Here are records with pictures in them. Copy all of them exactly and leave the pictures out.

..........

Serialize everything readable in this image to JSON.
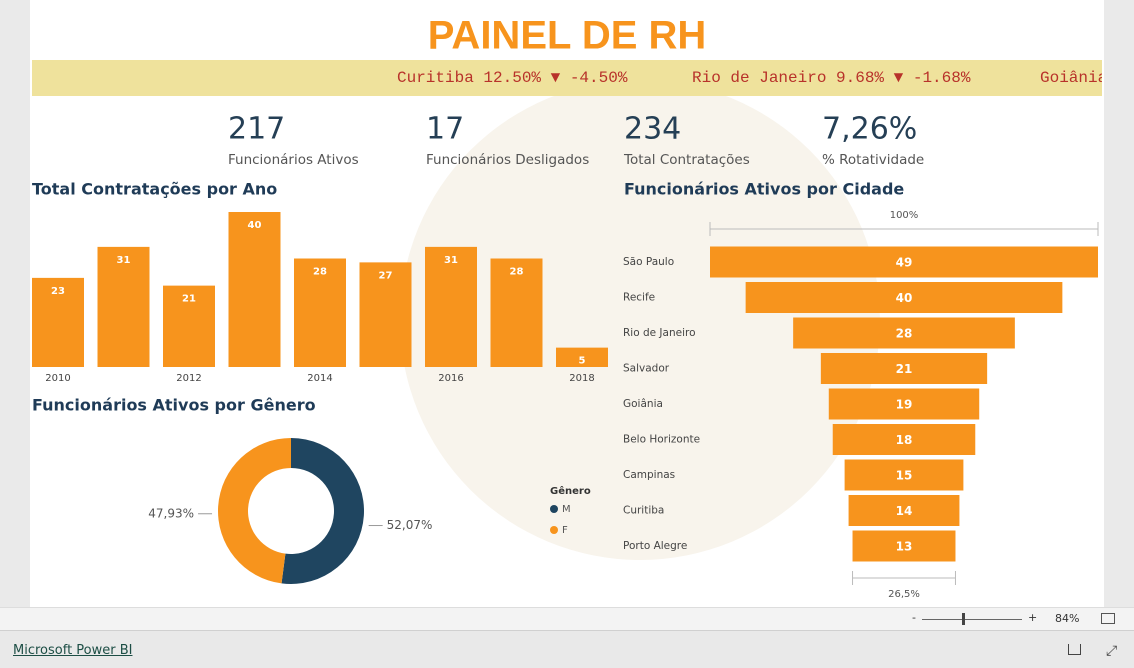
{
  "header": {
    "title": "PAINEL DE RH"
  },
  "ticker": [
    "Curitiba 12.50% ▼ -4.50%",
    "Rio de Janeiro 9.68% ▼ -1.68%",
    "Goiânia"
  ],
  "kpis": [
    {
      "value": "217",
      "label": "Funcionários Ativos"
    },
    {
      "value": "17",
      "label": "Funcionários Desligados"
    },
    {
      "value": "234",
      "label": "Total Contratações"
    },
    {
      "value": "7,26%",
      "label": "% Rotatividade"
    }
  ],
  "chart_data": [
    {
      "type": "bar",
      "title": "Total Contratações por Ano",
      "categories": [
        "2010",
        null,
        "2012",
        null,
        "2014",
        null,
        "2016",
        null,
        "2018"
      ],
      "values": [
        23,
        31,
        21,
        40,
        28,
        27,
        31,
        28,
        5
      ],
      "color": "#f7941d"
    },
    {
      "type": "donut",
      "title": "Funcionários Ativos por Gênero",
      "legend_title": "Gênero",
      "categories": [
        "M",
        "F"
      ],
      "values": [
        52.07,
        47.93
      ],
      "value_labels": [
        "52,07%",
        "47,93%"
      ],
      "colors": [
        "#1f4560",
        "#f7941d"
      ]
    },
    {
      "type": "funnel",
      "title": "Funcionários Ativos por Cidade",
      "categories": [
        "São Paulo",
        "Recife",
        "Rio de Janeiro",
        "Salvador",
        "Goiânia",
        "Belo Horizonte",
        "Campinas",
        "Curitiba",
        "Porto Alegre"
      ],
      "values": [
        49,
        40,
        28,
        21,
        19,
        18,
        15,
        14,
        13
      ],
      "color": "#f7941d",
      "top_label": "100%",
      "bottom_label": "26,5%"
    }
  ],
  "footer": {
    "link": "Microsoft Power BI",
    "zoom": "84%",
    "zoom_out": "-",
    "zoom_in": "+"
  }
}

..........

Task solution:
Serialize everything readable in this image to JSON.
{
  "header": {
    "title": "PAINEL DE RH"
  },
  "ticker": [
    "Curitiba 12.50% ▼ -4.50%",
    "Rio de Janeiro 9.68% ▼ -1.68%",
    "Goiânia"
  ],
  "kpis": [
    {
      "value": "217",
      "label": "Funcionários Ativos"
    },
    {
      "value": "17",
      "label": "Funcionários Desligados"
    },
    {
      "value": "234",
      "label": "Total Contratações"
    },
    {
      "value": "7,26%",
      "label": "% Rotatividade"
    }
  ],
  "chart_data": [
    {
      "type": "bar",
      "title": "Total Contratações por Ano",
      "categories": [
        "2010",
        null,
        "2012",
        null,
        "2014",
        null,
        "2016",
        null,
        "2018"
      ],
      "values": [
        23,
        31,
        21,
        40,
        28,
        27,
        31,
        28,
        5
      ],
      "color": "#f7941d"
    },
    {
      "type": "donut",
      "title": "Funcionários Ativos por Gênero",
      "legend_title": "Gênero",
      "categories": [
        "M",
        "F"
      ],
      "values": [
        52.07,
        47.93
      ],
      "value_labels": [
        "52,07%",
        "47,93%"
      ],
      "colors": [
        "#1f4560",
        "#f7941d"
      ]
    },
    {
      "type": "funnel",
      "title": "Funcionários Ativos por Cidade",
      "categories": [
        "São Paulo",
        "Recife",
        "Rio de Janeiro",
        "Salvador",
        "Goiânia",
        "Belo Horizonte",
        "Campinas",
        "Curitiba",
        "Porto Alegre"
      ],
      "values": [
        49,
        40,
        28,
        21,
        19,
        18,
        15,
        14,
        13
      ],
      "color": "#f7941d",
      "top_label": "100%",
      "bottom_label": "26,5%"
    }
  ],
  "footer": {
    "link": "Microsoft Power BI",
    "zoom": "84%",
    "zoom_out": "-",
    "zoom_in": "+"
  }
}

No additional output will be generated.